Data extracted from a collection
========
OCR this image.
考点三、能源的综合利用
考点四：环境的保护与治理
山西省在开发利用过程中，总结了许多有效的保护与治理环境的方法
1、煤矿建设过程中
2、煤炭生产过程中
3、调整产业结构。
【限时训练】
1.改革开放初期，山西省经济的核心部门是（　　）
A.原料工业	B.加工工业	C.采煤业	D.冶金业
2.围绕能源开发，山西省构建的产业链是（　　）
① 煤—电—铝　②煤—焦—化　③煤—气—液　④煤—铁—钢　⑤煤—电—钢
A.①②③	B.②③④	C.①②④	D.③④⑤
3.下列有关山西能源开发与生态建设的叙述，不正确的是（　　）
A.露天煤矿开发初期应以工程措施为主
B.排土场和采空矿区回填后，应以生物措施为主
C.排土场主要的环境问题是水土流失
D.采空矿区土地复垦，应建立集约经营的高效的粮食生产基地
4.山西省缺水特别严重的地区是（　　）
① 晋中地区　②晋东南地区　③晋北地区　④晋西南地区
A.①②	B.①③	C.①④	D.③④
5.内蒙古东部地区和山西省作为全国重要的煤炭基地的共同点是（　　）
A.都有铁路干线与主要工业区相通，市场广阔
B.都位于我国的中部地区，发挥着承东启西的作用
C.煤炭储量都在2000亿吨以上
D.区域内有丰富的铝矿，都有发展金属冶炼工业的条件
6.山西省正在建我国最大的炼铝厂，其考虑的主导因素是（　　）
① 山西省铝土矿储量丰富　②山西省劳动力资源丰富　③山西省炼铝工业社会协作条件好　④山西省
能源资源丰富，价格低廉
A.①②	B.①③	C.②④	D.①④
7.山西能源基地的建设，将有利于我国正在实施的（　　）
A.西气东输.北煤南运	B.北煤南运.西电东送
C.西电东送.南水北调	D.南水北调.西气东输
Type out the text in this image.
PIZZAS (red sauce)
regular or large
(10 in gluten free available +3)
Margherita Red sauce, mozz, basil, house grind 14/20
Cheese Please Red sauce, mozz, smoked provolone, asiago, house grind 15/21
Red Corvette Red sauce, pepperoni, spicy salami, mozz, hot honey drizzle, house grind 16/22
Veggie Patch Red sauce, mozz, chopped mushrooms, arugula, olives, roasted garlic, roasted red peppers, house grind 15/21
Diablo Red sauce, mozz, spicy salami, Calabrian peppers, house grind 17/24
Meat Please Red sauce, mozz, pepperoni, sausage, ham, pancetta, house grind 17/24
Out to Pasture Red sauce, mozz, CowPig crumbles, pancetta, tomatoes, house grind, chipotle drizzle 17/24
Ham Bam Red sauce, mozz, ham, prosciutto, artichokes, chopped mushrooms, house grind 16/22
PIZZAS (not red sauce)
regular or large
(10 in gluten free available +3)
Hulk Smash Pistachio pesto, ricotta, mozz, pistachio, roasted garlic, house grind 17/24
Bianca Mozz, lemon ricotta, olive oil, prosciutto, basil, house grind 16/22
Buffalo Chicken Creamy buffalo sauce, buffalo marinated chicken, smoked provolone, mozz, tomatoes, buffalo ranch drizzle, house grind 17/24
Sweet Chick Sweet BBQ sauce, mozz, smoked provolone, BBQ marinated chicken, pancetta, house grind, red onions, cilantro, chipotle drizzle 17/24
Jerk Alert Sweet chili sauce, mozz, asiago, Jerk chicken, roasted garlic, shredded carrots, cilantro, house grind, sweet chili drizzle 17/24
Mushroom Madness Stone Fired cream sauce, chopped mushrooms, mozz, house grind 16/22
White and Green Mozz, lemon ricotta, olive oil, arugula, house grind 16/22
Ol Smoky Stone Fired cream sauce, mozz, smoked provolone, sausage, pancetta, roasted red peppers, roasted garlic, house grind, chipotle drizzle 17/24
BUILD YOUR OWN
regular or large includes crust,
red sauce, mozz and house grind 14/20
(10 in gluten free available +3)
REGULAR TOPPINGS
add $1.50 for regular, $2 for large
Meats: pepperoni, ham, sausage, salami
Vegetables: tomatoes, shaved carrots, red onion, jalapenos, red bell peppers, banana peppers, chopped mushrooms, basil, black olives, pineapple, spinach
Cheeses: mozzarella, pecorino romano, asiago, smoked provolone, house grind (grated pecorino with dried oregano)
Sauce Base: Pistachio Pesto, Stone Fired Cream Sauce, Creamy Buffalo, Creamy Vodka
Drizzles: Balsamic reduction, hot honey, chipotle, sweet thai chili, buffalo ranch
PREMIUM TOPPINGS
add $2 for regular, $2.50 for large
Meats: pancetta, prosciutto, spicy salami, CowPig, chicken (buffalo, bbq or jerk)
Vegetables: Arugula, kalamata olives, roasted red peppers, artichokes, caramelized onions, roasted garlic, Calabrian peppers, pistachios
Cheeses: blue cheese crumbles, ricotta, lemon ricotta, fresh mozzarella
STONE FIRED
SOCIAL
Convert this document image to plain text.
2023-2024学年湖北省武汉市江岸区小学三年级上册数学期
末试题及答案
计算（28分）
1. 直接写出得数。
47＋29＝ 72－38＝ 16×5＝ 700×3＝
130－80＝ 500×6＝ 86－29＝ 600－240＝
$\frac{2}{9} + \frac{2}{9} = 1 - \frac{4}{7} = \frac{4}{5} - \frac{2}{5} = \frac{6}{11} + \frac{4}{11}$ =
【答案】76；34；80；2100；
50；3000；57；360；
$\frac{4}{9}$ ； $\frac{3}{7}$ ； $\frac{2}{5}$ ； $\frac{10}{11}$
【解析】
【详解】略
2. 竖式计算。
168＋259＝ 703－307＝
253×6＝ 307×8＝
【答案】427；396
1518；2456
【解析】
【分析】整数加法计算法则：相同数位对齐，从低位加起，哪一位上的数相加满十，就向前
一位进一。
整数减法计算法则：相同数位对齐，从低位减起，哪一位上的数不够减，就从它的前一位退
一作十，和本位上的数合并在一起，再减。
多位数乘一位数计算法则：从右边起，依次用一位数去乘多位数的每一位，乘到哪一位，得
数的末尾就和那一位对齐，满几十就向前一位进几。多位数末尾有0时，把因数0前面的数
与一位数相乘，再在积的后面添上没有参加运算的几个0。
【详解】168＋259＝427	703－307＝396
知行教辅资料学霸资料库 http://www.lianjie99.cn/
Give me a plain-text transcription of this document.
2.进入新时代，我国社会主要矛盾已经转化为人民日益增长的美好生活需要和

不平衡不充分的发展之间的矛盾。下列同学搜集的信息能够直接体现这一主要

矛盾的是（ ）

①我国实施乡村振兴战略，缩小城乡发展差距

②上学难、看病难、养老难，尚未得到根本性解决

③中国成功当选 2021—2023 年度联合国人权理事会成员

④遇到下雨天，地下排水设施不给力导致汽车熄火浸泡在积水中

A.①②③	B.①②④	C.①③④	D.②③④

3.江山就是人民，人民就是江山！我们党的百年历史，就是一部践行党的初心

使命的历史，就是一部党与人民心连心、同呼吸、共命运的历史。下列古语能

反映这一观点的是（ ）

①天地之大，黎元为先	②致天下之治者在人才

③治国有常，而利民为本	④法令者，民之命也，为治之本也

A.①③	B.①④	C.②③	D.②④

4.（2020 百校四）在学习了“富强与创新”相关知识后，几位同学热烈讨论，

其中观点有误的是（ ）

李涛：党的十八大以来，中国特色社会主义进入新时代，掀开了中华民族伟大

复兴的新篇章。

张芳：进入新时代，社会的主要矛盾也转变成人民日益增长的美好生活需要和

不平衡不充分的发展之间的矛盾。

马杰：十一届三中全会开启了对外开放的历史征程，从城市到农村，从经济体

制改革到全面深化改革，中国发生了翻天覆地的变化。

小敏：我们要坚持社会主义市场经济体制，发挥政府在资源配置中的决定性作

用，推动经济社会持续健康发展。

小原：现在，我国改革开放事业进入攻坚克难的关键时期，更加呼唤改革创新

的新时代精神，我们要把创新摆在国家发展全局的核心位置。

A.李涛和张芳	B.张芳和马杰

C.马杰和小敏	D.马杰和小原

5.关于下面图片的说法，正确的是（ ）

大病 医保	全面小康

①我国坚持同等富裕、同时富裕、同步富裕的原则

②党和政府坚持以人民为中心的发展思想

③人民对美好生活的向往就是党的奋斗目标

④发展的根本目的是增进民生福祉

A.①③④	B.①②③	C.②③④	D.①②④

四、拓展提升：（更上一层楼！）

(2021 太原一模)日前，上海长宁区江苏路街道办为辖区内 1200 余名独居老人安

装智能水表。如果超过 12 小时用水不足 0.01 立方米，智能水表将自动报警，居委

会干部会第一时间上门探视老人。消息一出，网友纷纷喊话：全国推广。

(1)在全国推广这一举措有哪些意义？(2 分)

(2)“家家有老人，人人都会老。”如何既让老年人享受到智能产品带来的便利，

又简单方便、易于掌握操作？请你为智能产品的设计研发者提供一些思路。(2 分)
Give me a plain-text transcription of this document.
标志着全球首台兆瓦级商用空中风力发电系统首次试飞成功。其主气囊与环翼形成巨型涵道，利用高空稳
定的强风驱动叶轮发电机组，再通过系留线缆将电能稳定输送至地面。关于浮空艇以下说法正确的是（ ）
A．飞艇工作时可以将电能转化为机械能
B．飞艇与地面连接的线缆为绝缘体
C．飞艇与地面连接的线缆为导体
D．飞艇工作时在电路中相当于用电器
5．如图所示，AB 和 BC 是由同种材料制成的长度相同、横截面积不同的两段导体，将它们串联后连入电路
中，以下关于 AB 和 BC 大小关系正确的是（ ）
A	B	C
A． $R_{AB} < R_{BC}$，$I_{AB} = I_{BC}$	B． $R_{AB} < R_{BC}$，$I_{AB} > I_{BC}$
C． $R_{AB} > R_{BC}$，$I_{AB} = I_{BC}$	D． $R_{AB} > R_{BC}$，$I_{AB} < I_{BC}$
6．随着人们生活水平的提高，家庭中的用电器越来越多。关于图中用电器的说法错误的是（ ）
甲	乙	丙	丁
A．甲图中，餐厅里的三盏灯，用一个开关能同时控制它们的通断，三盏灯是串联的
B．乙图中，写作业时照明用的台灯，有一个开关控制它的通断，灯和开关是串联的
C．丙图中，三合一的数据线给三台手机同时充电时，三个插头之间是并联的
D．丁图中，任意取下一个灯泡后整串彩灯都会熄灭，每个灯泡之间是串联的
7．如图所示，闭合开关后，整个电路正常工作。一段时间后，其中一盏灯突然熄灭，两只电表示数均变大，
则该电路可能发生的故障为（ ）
========
_SHORT TASK_.
In the entries above, identify each line that includes the string "honey", then copy it.

_EXERCISE RESULT_.
Red Corvette Red sauce, pepperoni, spicy salami, mozz, hot honey drizzle, house grind 16/22
Drizzles: Balsamic reduction, hot honey, chipotle, sweet thai chili, buffalo ranch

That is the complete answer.